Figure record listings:
-- start --
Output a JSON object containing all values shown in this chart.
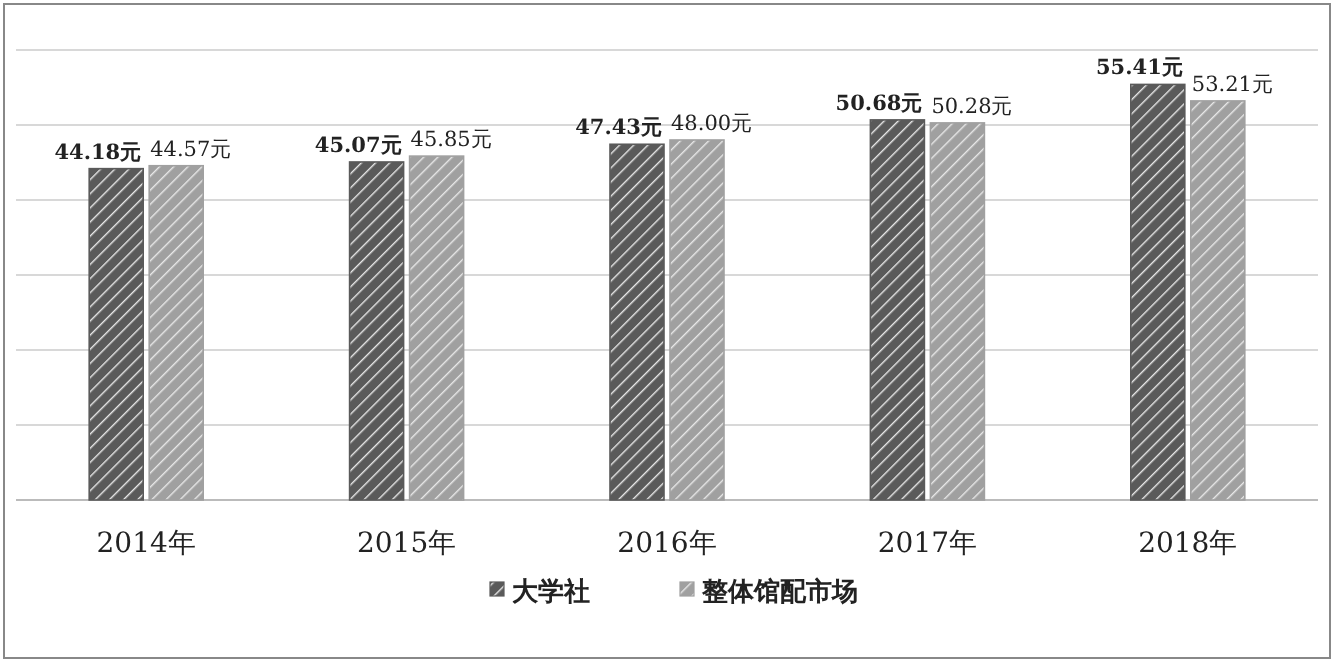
{
  "chart_data": {
    "type": "bar",
    "categories": [
      "2014年",
      "2015年",
      "2016年",
      "2017年",
      "2018年"
    ],
    "series": [
      {
        "name": "大学社",
        "color": "#5a5a5a",
        "values": [
          44.18,
          45.07,
          47.43,
          50.68,
          55.41
        ],
        "value_labels": [
          "44.18元",
          "45.07元",
          "47.43元",
          "50.68元",
          "55.41元"
        ]
      },
      {
        "name": "整体馆配市场",
        "color": "#a0a0a0",
        "values": [
          44.57,
          45.85,
          48.0,
          50.28,
          53.21
        ],
        "value_labels": [
          "44.57元",
          "45.85元",
          "48.00元",
          "50.28元",
          "53.21元"
        ]
      }
    ],
    "ylim": [
      0,
      60
    ],
    "yticks": [
      {
        "value": 0,
        "label": null
      },
      {
        "value": 10,
        "label": null
      },
      {
        "value": 20,
        "label": null
      },
      {
        "value": 30,
        "label": null
      },
      {
        "value": 40,
        "label": null
      },
      {
        "value": 50,
        "label": null
      },
      {
        "value": 60,
        "label": null
      }
    ],
    "tick_labels": "x",
    "grid": "y",
    "legend": "bottom"
  }
}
-- end --
**THE TASK**
Repeat the material above word for word, please, apart from its images.

**FINISHED TASK**
Output a JSON object containing all values shown in this chart.
{
  "chart_data": {
    "type": "bar",
    "categories": [
      "2014年",
      "2015年",
      "2016年",
      "2017年",
      "2018年"
    ],
    "series": [
      {
        "name": "大学社",
        "color": "#5a5a5a",
        "values": [
          44.18,
          45.07,
          47.43,
          50.68,
          55.41
        ],
        "value_labels": [
          "44.18元",
          "45.07元",
          "47.43元",
          "50.68元",
          "55.41元"
        ]
      },
      {
        "name": "整体馆配市场",
        "color": "#a0a0a0",
        "values": [
          44.57,
          45.85,
          48.0,
          50.28,
          53.21
        ],
        "value_labels": [
          "44.57元",
          "45.85元",
          "48.00元",
          "50.28元",
          "53.21元"
        ]
      }
    ],
    "ylim": [
      0,
      60
    ],
    "yticks": [
      {
        "value": 0,
        "label": null
      },
      {
        "value": 10,
        "label": null
      },
      {
        "value": 20,
        "label": null
      },
      {
        "value": 30,
        "label": null
      },
      {
        "value": 40,
        "label": null
      },
      {
        "value": 50,
        "label": null
      },
      {
        "value": 60,
        "label": null
      }
    ],
    "tick_labels": "x",
    "grid": "y",
    "legend": "bottom"
  }
}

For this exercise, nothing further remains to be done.